### Exercise description:
Output every entry exactly as written, skipping any pictures.

>> START Data

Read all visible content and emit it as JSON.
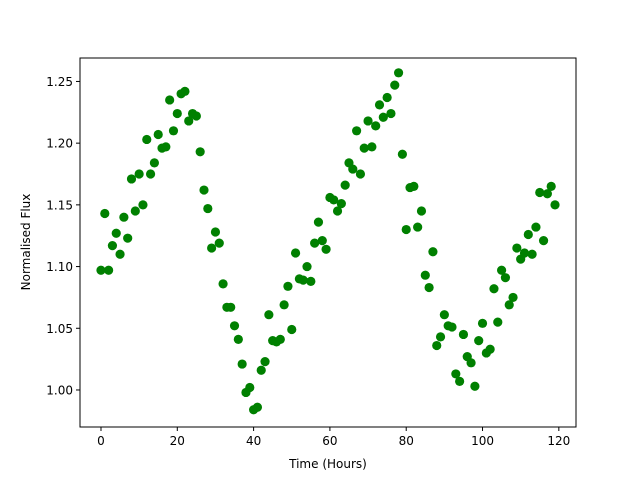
{
  "chart_data": {
    "type": "scatter",
    "title": "",
    "xlabel": "Time (Hours)",
    "ylabel": "Normalised Flux",
    "xlim": [
      -5.5,
      124.5
    ],
    "ylim": [
      0.97,
      1.269
    ],
    "xticks": [
      0,
      20,
      40,
      60,
      80,
      100,
      120
    ],
    "xtick_labels": [
      "0",
      "20",
      "40",
      "60",
      "80",
      "100",
      "120"
    ],
    "yticks": [
      1.0,
      1.05,
      1.1,
      1.15,
      1.2,
      1.25
    ],
    "ytick_labels": [
      "1.00",
      "1.05",
      "1.10",
      "1.15",
      "1.20",
      "1.25"
    ],
    "grid": false,
    "marker_color": "#008000",
    "series": [
      {
        "x": [
          0,
          1,
          2,
          3,
          4,
          5,
          6,
          7,
          8,
          9,
          10,
          11,
          12,
          13,
          14,
          15,
          16,
          17,
          18,
          19,
          20,
          21,
          22,
          23,
          24,
          25,
          26,
          27,
          28,
          29,
          30,
          31,
          32,
          33,
          34,
          35,
          36,
          37,
          38,
          39,
          40,
          41,
          42,
          43,
          44,
          45,
          46,
          47,
          48,
          49,
          50,
          51,
          52,
          53,
          54,
          55,
          56,
          57,
          58,
          59,
          60,
          61,
          62,
          63,
          64,
          65,
          66,
          67,
          68,
          69,
          70,
          71,
          72,
          73,
          74,
          75,
          76,
          77,
          78,
          79,
          80,
          81,
          82,
          83,
          84,
          85,
          86,
          87,
          88,
          89,
          90,
          91,
          92,
          93,
          94,
          95,
          96,
          97,
          98,
          99,
          100,
          101,
          102,
          103,
          104,
          105,
          106,
          107,
          108,
          109,
          110,
          111,
          112,
          113,
          114,
          115,
          116,
          117,
          118,
          119
        ],
        "y": [
          1.097,
          1.143,
          1.097,
          1.117,
          1.127,
          1.11,
          1.14,
          1.123,
          1.171,
          1.145,
          1.175,
          1.15,
          1.203,
          1.175,
          1.184,
          1.207,
          1.196,
          1.197,
          1.235,
          1.21,
          1.224,
          1.24,
          1.242,
          1.218,
          1.224,
          1.222,
          1.193,
          1.162,
          1.147,
          1.115,
          1.128,
          1.119,
          1.086,
          1.067,
          1.067,
          1.052,
          1.041,
          1.021,
          0.998,
          1.002,
          0.984,
          0.986,
          1.016,
          1.023,
          1.061,
          1.04,
          1.039,
          1.041,
          1.069,
          1.084,
          1.049,
          1.111,
          1.09,
          1.089,
          1.1,
          1.088,
          1.119,
          1.136,
          1.121,
          1.114,
          1.156,
          1.154,
          1.145,
          1.151,
          1.166,
          1.184,
          1.179,
          1.21,
          1.175,
          1.196,
          1.218,
          1.197,
          1.214,
          1.231,
          1.221,
          1.237,
          1.224,
          1.247,
          1.257,
          1.191,
          1.13,
          1.164,
          1.165,
          1.132,
          1.145,
          1.093,
          1.083,
          1.112,
          1.036,
          1.043,
          1.061,
          1.052,
          1.051,
          1.013,
          1.007,
          1.045,
          1.027,
          1.022,
          1.003,
          1.04,
          1.054,
          1.03,
          1.033,
          1.082,
          1.055,
          1.097,
          1.091,
          1.069,
          1.075,
          1.115,
          1.106,
          1.111,
          1.126,
          1.11,
          1.132,
          1.16,
          1.121,
          1.159,
          1.165,
          1.15
        ]
      }
    ]
  }
}
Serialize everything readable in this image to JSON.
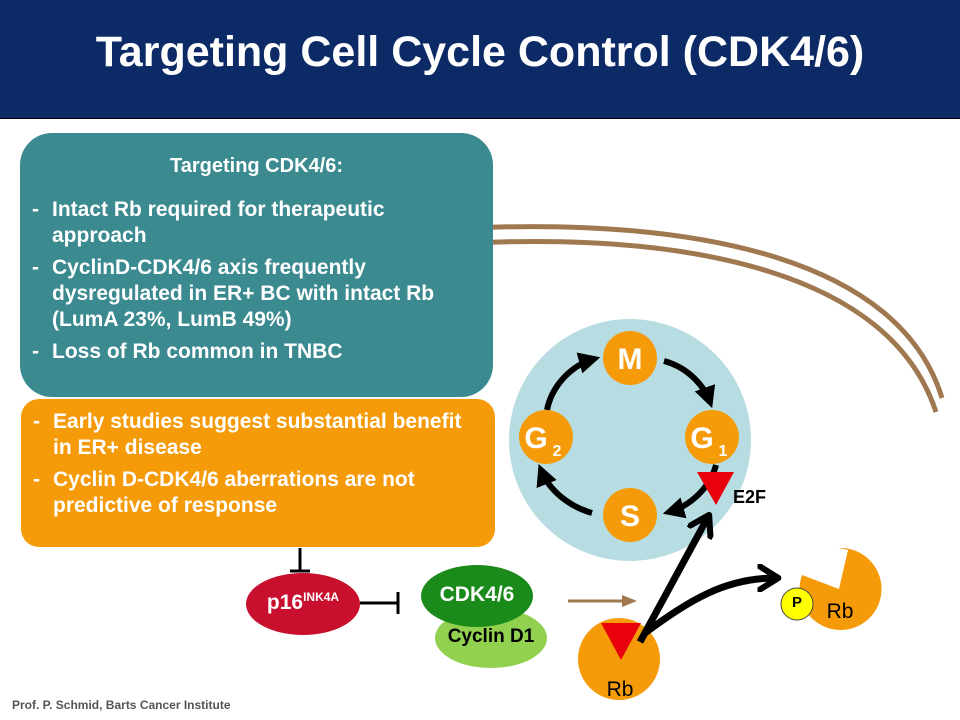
{
  "title": "Targeting Cell Cycle Control (CDK4/6)",
  "teal_box": {
    "heading": "Targeting CDK4/6:",
    "bullets": [
      "Intact Rb required for therapeutic approach",
      "CyclinD-CDK4/6 axis frequently dysregulated in ER+ BC with intact Rb (LumA 23%, LumB 49%)",
      "Loss of Rb common in TNBC"
    ]
  },
  "orange_box": {
    "bullets": [
      "Early studies suggest substantial benefit in ER+ disease",
      "Cyclin D-CDK4/6 aberrations are not predictive of response"
    ]
  },
  "bullet_dash": "-",
  "cycle": {
    "m": "M",
    "g1_base": "G",
    "g1_sub": "1",
    "s": "S",
    "g2_base": "G",
    "g2_sub": "2"
  },
  "e2f": "E2F",
  "p16": {
    "base": "p16",
    "sup": "INK4A"
  },
  "cdk": "CDK4/6",
  "cyclin": "Cyclin D1",
  "rb_bottom": "Rb",
  "rb_right": "Rb",
  "p_badge": "P",
  "footer": "Prof. P. Schmid, Barts Cancer Institute",
  "colors": {
    "title_bg": "#0c2a66",
    "teal": "#3b8a90",
    "orange": "#f59b0a",
    "cycle_bg": "#b7dde2",
    "red": "#e8000b",
    "dark_red": "#c8102e",
    "green": "#1a8a1a",
    "light_green": "#92d050",
    "yellow": "#ffff00",
    "brown": "#a07850"
  }
}
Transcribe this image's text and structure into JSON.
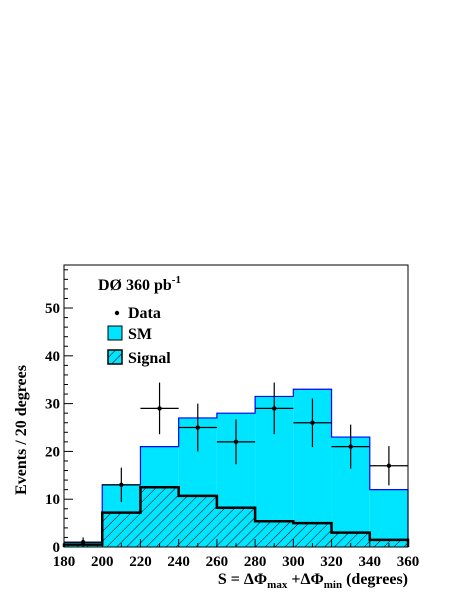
{
  "chart_data": {
    "type": "histogram",
    "title": "DØ 360 pb",
    "title_superscript": "-1",
    "xlabel": {
      "prefix": "S = ΔΦ",
      "sub1": "max",
      "mid": " +ΔΦ",
      "sub2": "min",
      "suffix": " (degrees)"
    },
    "ylabel": "Events / 20 degrees",
    "xlim": [
      180,
      360
    ],
    "ylim": [
      0,
      59
    ],
    "bin_edges": [
      180,
      200,
      220,
      240,
      260,
      280,
      300,
      320,
      340,
      360
    ],
    "x_ticks": [
      "180",
      "200",
      "220",
      "240",
      "260",
      "280",
      "300",
      "320",
      "340",
      "360"
    ],
    "y_ticks": [
      "0",
      "10",
      "20",
      "30",
      "40",
      "50"
    ],
    "legend": {
      "data": "Data",
      "sm": "SM",
      "signal": "Signal"
    },
    "series": [
      {
        "name": "SM",
        "type": "hist",
        "color": "#00e5ff",
        "values": [
          1,
          13,
          21,
          27,
          28,
          31.5,
          33,
          23,
          12
        ]
      },
      {
        "name": "Signal",
        "type": "hist-hatched",
        "color": "#000000",
        "values": [
          0.5,
          7.2,
          12.5,
          10.7,
          8.2,
          5.4,
          5,
          3,
          1.5
        ]
      },
      {
        "name": "Data",
        "type": "points",
        "x": [
          190,
          210,
          230,
          250,
          270,
          290,
          310,
          330,
          350
        ],
        "y": [
          1,
          13,
          29,
          25,
          22,
          29,
          26,
          21,
          17
        ],
        "err": [
          1,
          3.6,
          5.4,
          5,
          4.7,
          5.4,
          5.1,
          4.6,
          4.1
        ]
      }
    ]
  }
}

>> END Data

### Answer for the task:
Read all visible content and emit it as JSON.
{
  "chart_data": {
    "type": "scatter",
    "title": "",
    "xlabel": "Time (Hours)",
    "ylabel": "Normalised Flux",
    "xlim": [
      -5.5,
      124.5
    ],
    "ylim": [
      0.97,
      1.269
    ],
    "xticks": [
      0,
      20,
      40,
      60,
      80,
      100,
      120
    ],
    "xtick_labels": [
      "0",
      "20",
      "40",
      "60",
      "80",
      "100",
      "120"
    ],
    "yticks": [
      1.0,
      1.05,
      1.1,
      1.15,
      1.2,
      1.25
    ],
    "ytick_labels": [
      "1.00",
      "1.05",
      "1.10",
      "1.15",
      "1.20",
      "1.25"
    ],
    "grid": false,
    "marker_color": "#008000",
    "series": [
      {
        "x": [
          0,
          1,
          2,
          3,
          4,
          5,
          6,
          7,
          8,
          9,
          10,
          11,
          12,
          13,
          14,
          15,
          16,
          17,
          18,
          19,
          20,
          21,
          22,
          23,
          24,
          25,
          26,
          27,
          28,
          29,
          30,
          31,
          32,
          33,
          34,
          35,
          36,
          37,
          38,
          39,
          40,
          41,
          42,
          43,
          44,
          45,
          46,
          47,
          48,
          49,
          50,
          51,
          52,
          53,
          54,
          55,
          56,
          57,
          58,
          59,
          60,
          61,
          62,
          63,
          64,
          65,
          66,
          67,
          68,
          69,
          70,
          71,
          72,
          73,
          74,
          75,
          76,
          77,
          78,
          79,
          80,
          81,
          82,
          83,
          84,
          85,
          86,
          87,
          88,
          89,
          90,
          91,
          92,
          93,
          94,
          95,
          96,
          97,
          98,
          99,
          100,
          101,
          102,
          103,
          104,
          105,
          106,
          107,
          108,
          109,
          110,
          111,
          112,
          113,
          114,
          115,
          116,
          117,
          118,
          119
        ],
        "y": [
          1.097,
          1.143,
          1.097,
          1.117,
          1.127,
          1.11,
          1.14,
          1.123,
          1.171,
          1.145,
          1.175,
          1.15,
          1.203,
          1.175,
          1.184,
          1.207,
          1.196,
          1.197,
          1.235,
          1.21,
          1.224,
          1.24,
          1.242,
          1.218,
          1.224,
          1.222,
          1.193,
          1.162,
          1.147,
          1.115,
          1.128,
          1.119,
          1.086,
          1.067,
          1.067,
          1.052,
          1.041,
          1.021,
          0.998,
          1.002,
          0.984,
          0.986,
          1.016,
          1.023,
          1.061,
          1.04,
          1.039,
          1.041,
          1.069,
          1.084,
          1.049,
          1.111,
          1.09,
          1.089,
          1.1,
          1.088,
          1.119,
          1.136,
          1.121,
          1.114,
          1.156,
          1.154,
          1.145,
          1.151,
          1.166,
          1.184,
          1.179,
          1.21,
          1.175,
          1.196,
          1.218,
          1.197,
          1.214,
          1.231,
          1.221,
          1.237,
          1.224,
          1.247,
          1.257,
          1.191,
          1.13,
          1.164,
          1.165,
          1.132,
          1.145,
          1.093,
          1.083,
          1.112,
          1.036,
          1.043,
          1.061,
          1.052,
          1.051,
          1.013,
          1.007,
          1.045,
          1.027,
          1.022,
          1.003,
          1.04,
          1.054,
          1.03,
          1.033,
          1.082,
          1.055,
          1.097,
          1.091,
          1.069,
          1.075,
          1.115,
          1.106,
          1.111,
          1.126,
          1.11,
          1.132,
          1.16,
          1.121,
          1.159,
          1.165,
          1.15
        ]
      }
    ]
  }
}
Serialize everything readable in this image to JSON.
{
  "title": "Targeting Cell Cycle Control (CDK4/6)",
  "teal_box": {
    "heading": "Targeting CDK4/6:",
    "bullets": [
      "Intact Rb required for therapeutic approach",
      "CyclinD-CDK4/6 axis frequently dysregulated in ER+ BC with intact Rb (LumA 23%, LumB 49%)",
      "Loss of Rb common in TNBC"
    ]
  },
  "orange_box": {
    "bullets": [
      "Early studies suggest substantial benefit in ER+ disease",
      "Cyclin D-CDK4/6 aberrations are not predictive of response"
    ]
  },
  "bullet_dash": "-",
  "cycle": {
    "m": "M",
    "g1_base": "G",
    "g1_sub": "1",
    "s": "S",
    "g2_base": "G",
    "g2_sub": "2"
  },
  "e2f": "E2F",
  "p16": {
    "base": "p16",
    "sup": "INK4A"
  },
  "cdk": "CDK4/6",
  "cyclin": "Cyclin D1",
  "rb_bottom": "Rb",
  "rb_right": "Rb",
  "p_badge": "P",
  "footer": "Prof. P. Schmid, Barts Cancer Institute",
  "colors": {
    "title_bg": "#0c2a66",
    "teal": "#3b8a90",
    "orange": "#f59b0a",
    "cycle_bg": "#b7dde2",
    "red": "#e8000b",
    "dark_red": "#c8102e",
    "green": "#1a8a1a",
    "light_green": "#92d050",
    "yellow": "#ffff00",
    "brown": "#a07850"
  }
}
Transcribe this image's text and structure into JSON.
{
  "chart_data": {
    "type": "histogram",
    "title": "DØ 360 pb",
    "title_superscript": "-1",
    "xlabel": {
      "prefix": "S = ΔΦ",
      "sub1": "max",
      "mid": " +ΔΦ",
      "sub2": "min",
      "suffix": " (degrees)"
    },
    "ylabel": "Events / 20 degrees",
    "xlim": [
      180,
      360
    ],
    "ylim": [
      0,
      59
    ],
    "bin_edges": [
      180,
      200,
      220,
      240,
      260,
      280,
      300,
      320,
      340,
      360
    ],
    "x_ticks": [
      "180",
      "200",
      "220",
      "240",
      "260",
      "280",
      "300",
      "320",
      "340",
      "360"
    ],
    "y_ticks": [
      "0",
      "10",
      "20",
      "30",
      "40",
      "50"
    ],
    "legend": {
      "data": "Data",
      "sm": "SM",
      "signal": "Signal"
    },
    "series": [
      {
        "name": "SM",
        "type": "hist",
        "color": "#00e5ff",
        "values": [
          1,
          13,
          21,
          27,
          28,
          31.5,
          33,
          23,
          12
        ]
      },
      {
        "name": "Signal",
        "type": "hist-hatched",
        "color": "#000000",
        "values": [
          0.5,
          7.2,
          12.5,
          10.7,
          8.2,
          5.4,
          5,
          3,
          1.5
        ]
      },
      {
        "name": "Data",
        "type": "points",
        "x": [
          190,
          210,
          230,
          250,
          270,
          290,
          310,
          330,
          350
        ],
        "y": [
          1,
          13,
          29,
          25,
          22,
          29,
          26,
          21,
          17
        ],
        "err": [
          1,
          3.6,
          5.4,
          5,
          4.7,
          5.4,
          5.1,
          4.6,
          4.1
        ]
      }
    ]
  }
}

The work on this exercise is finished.